** WHAT THE TASK REQUIRES **
Collect every line of the records that contains the string "text", with case counting.

** EXTRACTED RECORDS **
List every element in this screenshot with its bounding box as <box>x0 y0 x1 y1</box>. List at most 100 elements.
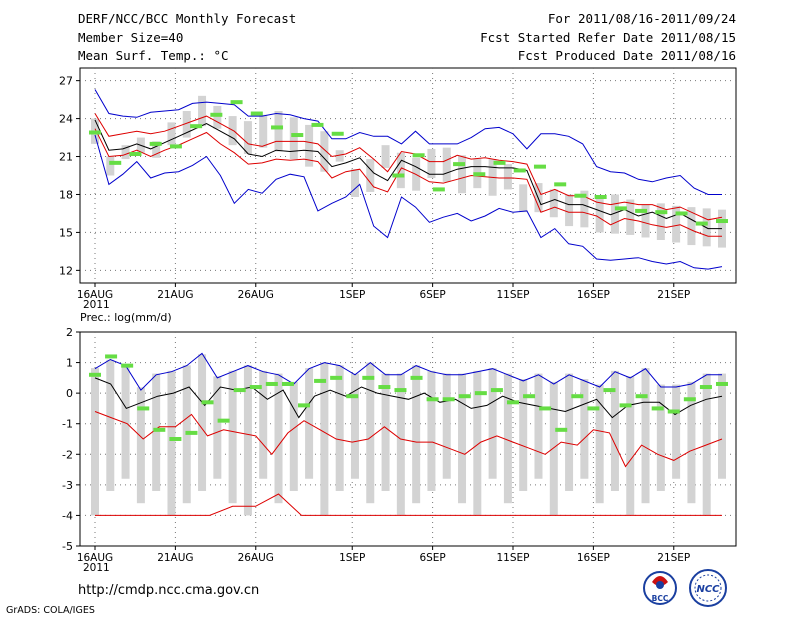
temp-box <box>289 117 298 160</box>
temp-box <box>549 189 558 218</box>
footer-url[interactable]: http://cmdp.ncc.cma.gov.cn <box>78 583 259 598</box>
temp-box <box>672 205 681 243</box>
prec-median-marker <box>667 409 680 414</box>
prec-box <box>396 373 405 516</box>
prec-box <box>213 376 222 479</box>
temp-median-marker <box>635 208 648 213</box>
temp-box <box>381 145 390 168</box>
prec-median-marker <box>105 354 118 359</box>
prec-mean-line <box>94 377 723 419</box>
prec-box <box>503 373 512 504</box>
temp-box <box>259 114 268 148</box>
prec-xtick-label: 26AUG <box>238 552 274 564</box>
prec-median-marker <box>683 397 696 402</box>
temp-median-marker <box>392 173 405 178</box>
prec-box <box>610 370 619 491</box>
prec-median-marker <box>362 375 375 380</box>
prec-xtick-label: 11SEP <box>497 552 530 564</box>
prec-box <box>350 373 359 479</box>
member-size-label: Member Size=40 <box>78 30 184 45</box>
temp-median-marker <box>493 160 506 165</box>
prec-box <box>519 379 528 491</box>
temp-median-marker <box>513 168 526 173</box>
prec-box <box>152 373 161 491</box>
prec-box <box>672 384 681 479</box>
temp-box <box>366 159 375 192</box>
prec-box <box>427 370 436 491</box>
temp-box <box>106 156 115 176</box>
temp-box <box>320 131 329 172</box>
prec-median-marker <box>571 394 584 399</box>
prec-median-marker <box>249 385 262 390</box>
prec-ytick-label: 1 <box>66 357 73 370</box>
prec-xtick-label: 21SEP <box>657 552 690 564</box>
temp-ytick-label: 15 <box>59 226 73 239</box>
prec-box <box>656 384 665 491</box>
temp-box <box>626 199 635 235</box>
ncc-logo: NCC <box>689 569 727 607</box>
prec-box <box>580 379 589 479</box>
prec-median-marker <box>619 403 632 408</box>
prec-median-marker <box>490 388 503 393</box>
prec-median-marker <box>394 388 407 393</box>
prec-median-marker <box>539 406 552 411</box>
prec-ytick-label: 2 <box>66 326 73 339</box>
temp-box <box>610 194 619 234</box>
prec-xtick-label: 21AUG <box>157 552 193 564</box>
prec-box <box>289 381 298 491</box>
bcc-logo-text: BCC <box>652 594 669 603</box>
prec-box <box>641 368 650 504</box>
temp-median-marker <box>655 210 668 215</box>
prec-ytick-label: -5 <box>62 540 73 553</box>
temp-box <box>687 207 696 246</box>
ncc-logo-text: NCC <box>696 584 720 595</box>
temp-xtick-label: 21AUG <box>157 289 193 301</box>
temp-box <box>121 145 130 160</box>
prec-box <box>228 370 237 504</box>
prec-ytick-label: -2 <box>62 448 73 461</box>
temp-box <box>243 121 252 154</box>
prec-box <box>198 354 207 491</box>
temp-median-marker <box>169 144 182 149</box>
temp-box <box>396 152 405 189</box>
temp-xtick-label: 1SEP <box>339 289 365 301</box>
prec-box <box>626 376 635 516</box>
prec-xtick-label: 16SEP <box>577 552 610 564</box>
temp-box <box>213 105 222 129</box>
prec-median-marker <box>716 381 728 386</box>
prec-median-marker <box>298 403 310 408</box>
temp-ytick-label: 24 <box>59 113 73 126</box>
prec-box <box>106 359 115 491</box>
temp-box <box>182 111 191 138</box>
prec-box <box>320 362 329 516</box>
chart-title: DERF/NCC/BCC Monthly Forecast <box>78 11 297 26</box>
prec-median-marker <box>265 381 278 386</box>
temp-median-marker <box>109 160 122 165</box>
prec-box <box>259 370 268 479</box>
prec-median-marker <box>121 363 134 368</box>
temp-box <box>565 194 574 227</box>
prec-floor-line <box>95 493 722 516</box>
prec-median-marker <box>378 385 391 390</box>
prec-median-marker <box>185 430 198 435</box>
temp-median-marker <box>432 187 445 192</box>
temp-box <box>274 111 283 152</box>
prec-median-marker <box>474 391 487 396</box>
temp-ytick-label: 12 <box>59 264 73 277</box>
prec-box <box>274 373 283 504</box>
temp-ytick-label: 27 <box>59 75 73 88</box>
prec-box <box>412 365 421 504</box>
prec-box <box>473 370 482 516</box>
temp-median-marker <box>291 133 304 138</box>
prec-median-marker <box>281 381 294 386</box>
prec-median-marker <box>635 394 648 399</box>
temp-ytick-label: 21 <box>59 151 73 164</box>
prec-median-marker <box>507 400 519 405</box>
temp-box <box>427 148 436 179</box>
prec-box <box>366 362 375 504</box>
prec-median-marker <box>442 397 455 402</box>
prec-year-label: 2011 <box>83 562 110 574</box>
temp-xtick-label: 16AUG <box>77 289 113 301</box>
temp-box <box>641 204 650 238</box>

** OUTPUT FOR THIS TASK **
bcc-logo-text: BCC <box>652 594 669 603</box>
ncc-logo-text: NCC <box>696 584 720 595</box>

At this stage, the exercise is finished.